# [Given exercise]
Each entry below should be written out exactly as it is, with no pictures.

# [Records supplied]
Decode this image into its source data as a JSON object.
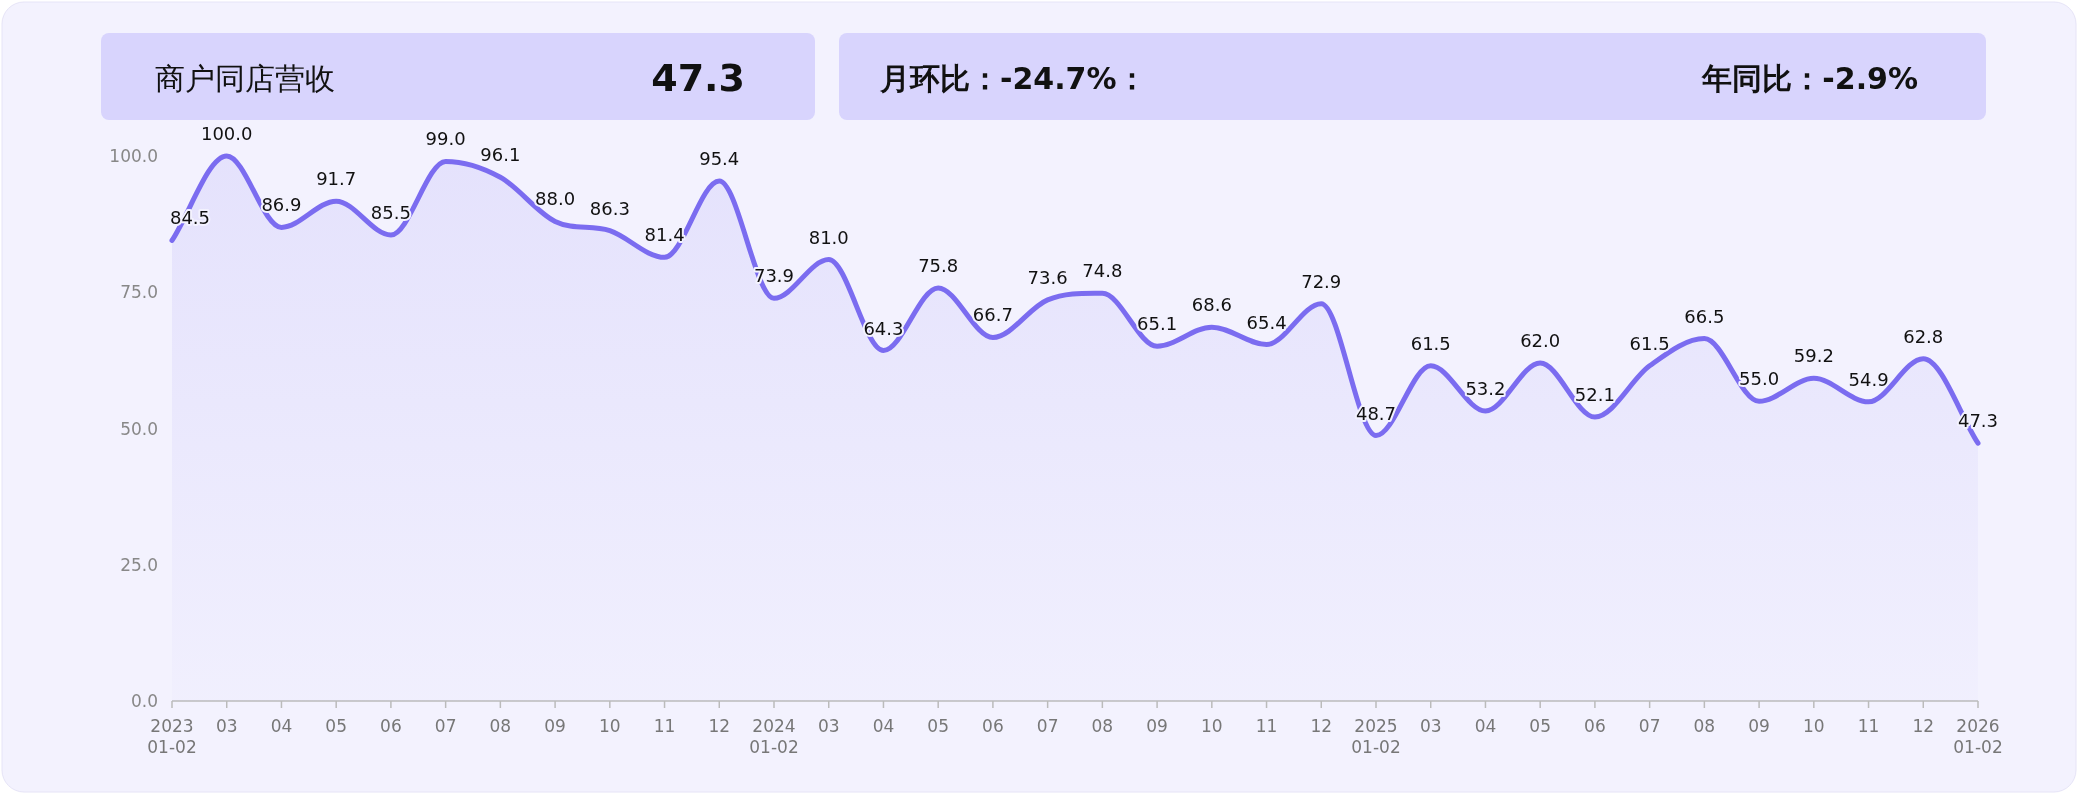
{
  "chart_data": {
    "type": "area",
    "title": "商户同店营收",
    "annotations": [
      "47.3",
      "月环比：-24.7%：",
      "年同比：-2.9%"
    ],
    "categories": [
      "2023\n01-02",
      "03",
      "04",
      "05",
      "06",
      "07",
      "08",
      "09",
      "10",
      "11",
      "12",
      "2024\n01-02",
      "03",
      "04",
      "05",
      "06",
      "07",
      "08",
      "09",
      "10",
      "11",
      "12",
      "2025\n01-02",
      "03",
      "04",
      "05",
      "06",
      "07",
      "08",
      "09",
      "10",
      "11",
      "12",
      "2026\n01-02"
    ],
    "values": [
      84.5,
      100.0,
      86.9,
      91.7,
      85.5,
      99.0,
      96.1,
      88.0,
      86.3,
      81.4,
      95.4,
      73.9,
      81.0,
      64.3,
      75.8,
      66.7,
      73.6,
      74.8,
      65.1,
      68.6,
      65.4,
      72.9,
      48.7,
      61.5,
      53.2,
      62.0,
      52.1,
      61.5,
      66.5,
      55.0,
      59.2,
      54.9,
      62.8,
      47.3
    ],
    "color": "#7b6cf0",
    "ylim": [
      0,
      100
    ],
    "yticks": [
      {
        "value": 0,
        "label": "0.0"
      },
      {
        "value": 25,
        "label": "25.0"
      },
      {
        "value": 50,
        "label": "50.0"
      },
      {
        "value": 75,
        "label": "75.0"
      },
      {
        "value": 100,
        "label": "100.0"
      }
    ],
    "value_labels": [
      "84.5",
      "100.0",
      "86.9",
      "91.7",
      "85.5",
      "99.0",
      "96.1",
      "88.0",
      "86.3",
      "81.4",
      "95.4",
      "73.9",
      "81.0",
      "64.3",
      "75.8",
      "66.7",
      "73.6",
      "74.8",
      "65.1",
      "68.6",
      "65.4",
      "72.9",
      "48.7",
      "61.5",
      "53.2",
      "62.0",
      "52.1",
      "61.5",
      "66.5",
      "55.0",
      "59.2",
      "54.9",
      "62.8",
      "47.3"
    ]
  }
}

# [Answer to the exercise]
Decode this image into its source data as a JSON object.
{
  "chart_data": {
    "type": "area",
    "title": "商户同店营收",
    "annotations": [
      "47.3",
      "月环比：-24.7%：",
      "年同比：-2.9%"
    ],
    "categories": [
      "2023\n01-02",
      "03",
      "04",
      "05",
      "06",
      "07",
      "08",
      "09",
      "10",
      "11",
      "12",
      "2024\n01-02",
      "03",
      "04",
      "05",
      "06",
      "07",
      "08",
      "09",
      "10",
      "11",
      "12",
      "2025\n01-02",
      "03",
      "04",
      "05",
      "06",
      "07",
      "08",
      "09",
      "10",
      "11",
      "12",
      "2026\n01-02"
    ],
    "values": [
      84.5,
      100.0,
      86.9,
      91.7,
      85.5,
      99.0,
      96.1,
      88.0,
      86.3,
      81.4,
      95.4,
      73.9,
      81.0,
      64.3,
      75.8,
      66.7,
      73.6,
      74.8,
      65.1,
      68.6,
      65.4,
      72.9,
      48.7,
      61.5,
      53.2,
      62.0,
      52.1,
      61.5,
      66.5,
      55.0,
      59.2,
      54.9,
      62.8,
      47.3
    ],
    "color": "#7b6cf0",
    "ylim": [
      0,
      100
    ],
    "yticks": [
      {
        "value": 0,
        "label": "0.0"
      },
      {
        "value": 25,
        "label": "25.0"
      },
      {
        "value": 50,
        "label": "50.0"
      },
      {
        "value": 75,
        "label": "75.0"
      },
      {
        "value": 100,
        "label": "100.0"
      }
    ],
    "value_labels": [
      "84.5",
      "100.0",
      "86.9",
      "91.7",
      "85.5",
      "99.0",
      "96.1",
      "88.0",
      "86.3",
      "81.4",
      "95.4",
      "73.9",
      "81.0",
      "64.3",
      "75.8",
      "66.7",
      "73.6",
      "74.8",
      "65.1",
      "68.6",
      "65.4",
      "72.9",
      "48.7",
      "61.5",
      "53.2",
      "62.0",
      "52.1",
      "61.5",
      "66.5",
      "55.0",
      "59.2",
      "54.9",
      "62.8",
      "47.3"
    ]
  }
}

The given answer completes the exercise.